**Given entries**
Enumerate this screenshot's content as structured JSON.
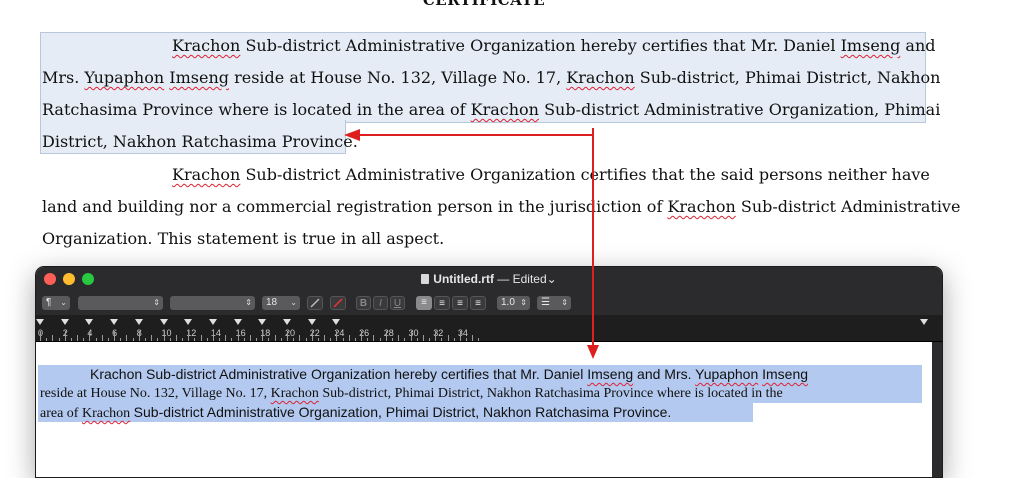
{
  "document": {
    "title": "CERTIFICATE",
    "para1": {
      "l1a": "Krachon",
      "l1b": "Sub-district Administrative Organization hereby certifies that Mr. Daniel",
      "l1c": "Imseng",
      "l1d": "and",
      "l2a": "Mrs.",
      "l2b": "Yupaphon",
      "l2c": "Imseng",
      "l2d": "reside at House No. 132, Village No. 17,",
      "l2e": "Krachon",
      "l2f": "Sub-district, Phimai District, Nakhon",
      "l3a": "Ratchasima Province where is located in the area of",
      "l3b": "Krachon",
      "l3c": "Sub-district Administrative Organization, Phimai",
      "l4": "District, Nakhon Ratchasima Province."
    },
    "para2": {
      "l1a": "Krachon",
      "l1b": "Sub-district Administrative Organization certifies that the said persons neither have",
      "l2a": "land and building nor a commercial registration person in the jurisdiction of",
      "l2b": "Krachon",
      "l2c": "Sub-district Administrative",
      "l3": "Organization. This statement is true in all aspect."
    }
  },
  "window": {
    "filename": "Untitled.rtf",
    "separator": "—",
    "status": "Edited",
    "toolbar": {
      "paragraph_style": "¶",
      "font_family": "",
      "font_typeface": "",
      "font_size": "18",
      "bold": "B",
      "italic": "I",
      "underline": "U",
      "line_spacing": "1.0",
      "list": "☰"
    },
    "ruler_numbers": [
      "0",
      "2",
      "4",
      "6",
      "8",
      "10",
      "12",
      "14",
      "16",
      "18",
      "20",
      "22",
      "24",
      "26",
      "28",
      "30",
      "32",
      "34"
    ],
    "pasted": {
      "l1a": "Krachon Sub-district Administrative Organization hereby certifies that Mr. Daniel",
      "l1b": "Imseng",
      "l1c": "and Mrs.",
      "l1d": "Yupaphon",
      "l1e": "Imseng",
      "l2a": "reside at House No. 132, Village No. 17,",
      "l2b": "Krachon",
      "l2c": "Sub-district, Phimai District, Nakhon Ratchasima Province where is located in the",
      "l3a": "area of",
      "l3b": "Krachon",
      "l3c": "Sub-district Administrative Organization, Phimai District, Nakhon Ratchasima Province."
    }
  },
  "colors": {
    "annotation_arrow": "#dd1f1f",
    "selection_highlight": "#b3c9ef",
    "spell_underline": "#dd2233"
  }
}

**The problem**
Find every line in the records above that contains the word "Village", and copy each one.

**Answer to this problem**
      "l2d": "reside at House No. 132, Village No. 17,",
      "l2a": "reside at House No. 132, Village No. 17,",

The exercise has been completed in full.